▶ **Kaynak metin**:

Nazmiye Gülbaş

Nazmiye Gülbaş

Sadaka taşlarından patates, soğan dağitimina ramazanlar

Sadaka taşlarından patates, soğan dağitimina ramazanlar

Ramazan nefsi terbiye, yardımlaşma ve fakirin halinden anlama ayıdır. Buna mukabil konu komşu hısım akrabayla hep birlikte nimetleri paylaşma ayıdır. Hasılı çok yönlü olması hasebiyle tüm toplum kesimleri ile birlikte bir sosyalleşme ayıdır ramazan.

Yardımlaşma demişken son zamanlarda devlet erkanı, belediyeler, kimi siyasi partiler olsun birtakım etkinliklerde ve yardım faaliyetlerinde bulundukları zaman, adeta bunları insanların gözüne sokar gibi televizyonlarda, gazetelerde, sosyal medyada pek çok mecrada gösterisi yapılıyor.

Bilhassa törenle patates, soğan dağıtılıyor!..

Bir hükûmetin görevi halkın en doğal gıda ihtiyacını karşılayacak geçim koşullarını sağlamak değil midir? Bunu yapamıyorsa ne yapması gerektiği belli değil midir?

Allah aşkına biri de demiyor mu, ''bu insanları rencide etmeye hakkınız var mı?'' diye.

▶ **Kısa soru a**: Ramazan yazısına göre törenle neler dağıtılıyor?
Bu metinle kayıtların birbiriyle hiçbir ilgisi yok.

▶ **Verilen kayıtlar**:

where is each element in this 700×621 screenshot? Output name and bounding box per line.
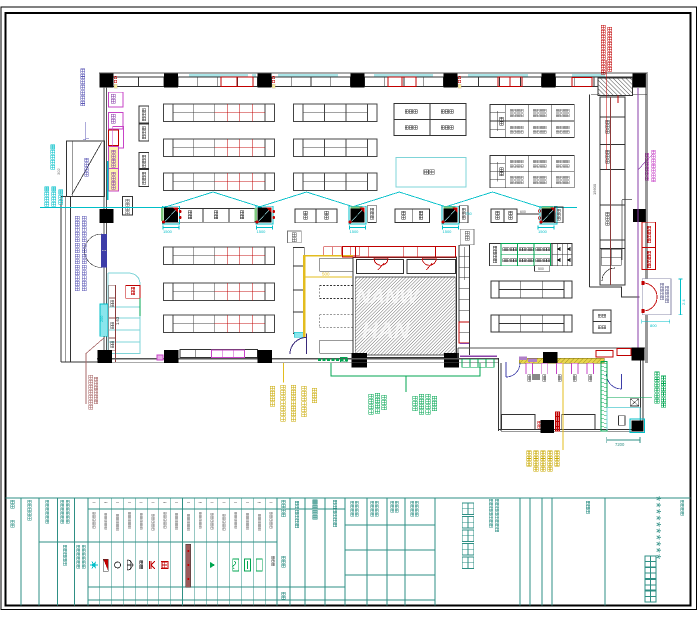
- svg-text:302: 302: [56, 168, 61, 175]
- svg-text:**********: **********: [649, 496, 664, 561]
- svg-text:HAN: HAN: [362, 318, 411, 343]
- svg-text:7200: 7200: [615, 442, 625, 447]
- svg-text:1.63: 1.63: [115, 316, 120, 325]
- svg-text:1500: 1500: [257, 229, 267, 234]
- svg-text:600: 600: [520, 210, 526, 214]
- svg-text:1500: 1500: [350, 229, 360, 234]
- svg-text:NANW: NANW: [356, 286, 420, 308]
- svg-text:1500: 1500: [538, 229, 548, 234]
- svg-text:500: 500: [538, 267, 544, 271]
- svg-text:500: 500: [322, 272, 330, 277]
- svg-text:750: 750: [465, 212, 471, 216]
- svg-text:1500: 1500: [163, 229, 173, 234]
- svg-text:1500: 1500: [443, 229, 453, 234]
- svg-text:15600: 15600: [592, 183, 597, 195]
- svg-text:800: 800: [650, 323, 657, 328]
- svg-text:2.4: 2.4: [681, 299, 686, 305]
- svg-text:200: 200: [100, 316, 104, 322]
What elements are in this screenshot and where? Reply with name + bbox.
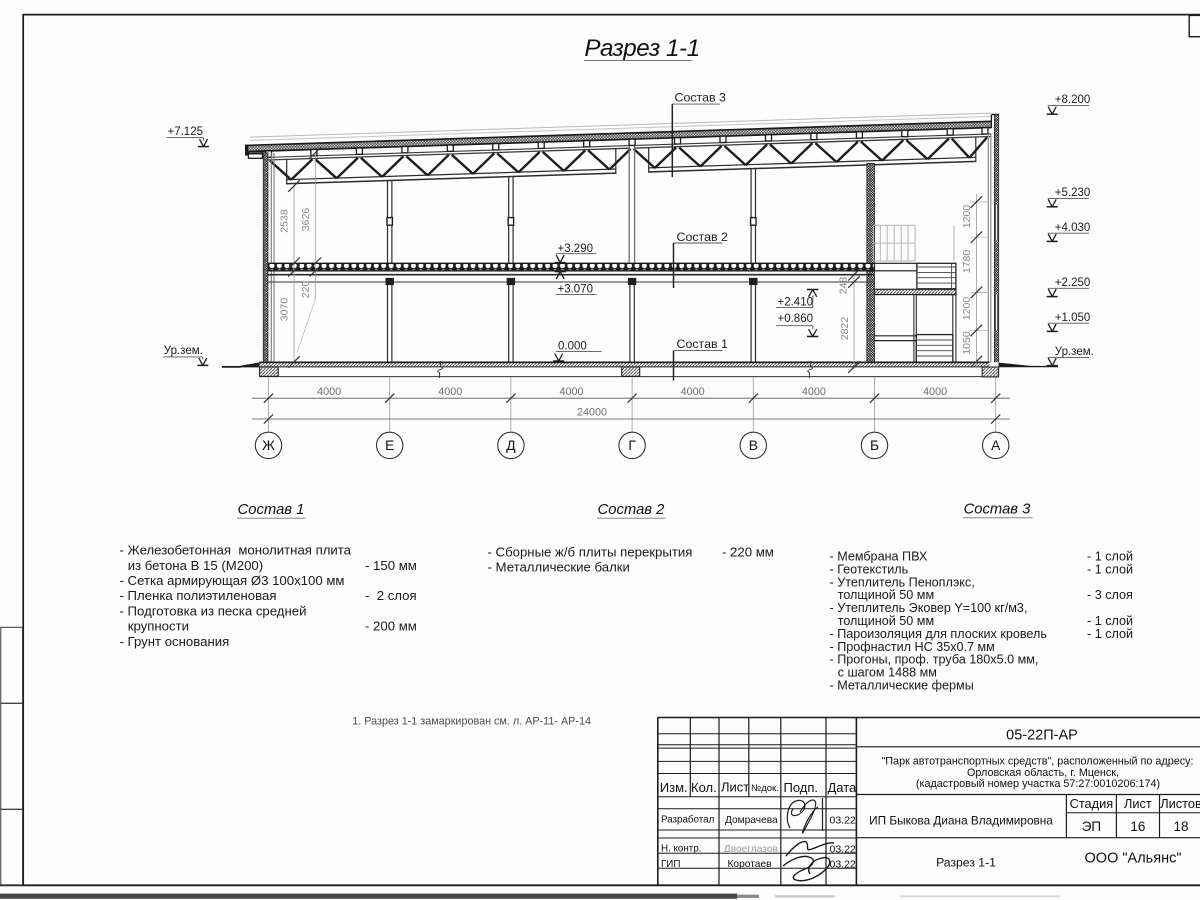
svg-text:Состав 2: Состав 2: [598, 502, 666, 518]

▶ **Kısa soru b**: Kayıtlarda "- svg-text:302: 302: [56, 168, 61, 175]" ifadesini içeren satırdan "- svg-text:NANW: NANW: [356, 286, 420, 308]" ifadesini içeren satıra kadar olan kısmı, iki uç da dahil, boş satırları atlayarak numaralı liste hâline getir.

▶ **Doğru cevap a**: Patates ve soğan.

▶ **Doğru cevap b**:
1. - svg-text:302: 302: [56, 168, 61, 175]
2. - svg-text:**********: **********: [649, 496, 664, 561]
3. - svg-text:HAN: HAN: [362, 318, 411, 343]
4. - svg-text:7200: 7200: [615, 442, 625, 447]
5. - svg-text:1.63: 1.63: [115, 316, 120, 325]
6. - svg-text:1500: 1500: [257, 229, 267, 234]
7. - svg-text:600: 600: [520, 210, 526, 214]
8. - svg-text:1500: 1500: [350, 229, 360, 234]
9. - svg-text:NANW: NANW: [356, 286, 420, 308]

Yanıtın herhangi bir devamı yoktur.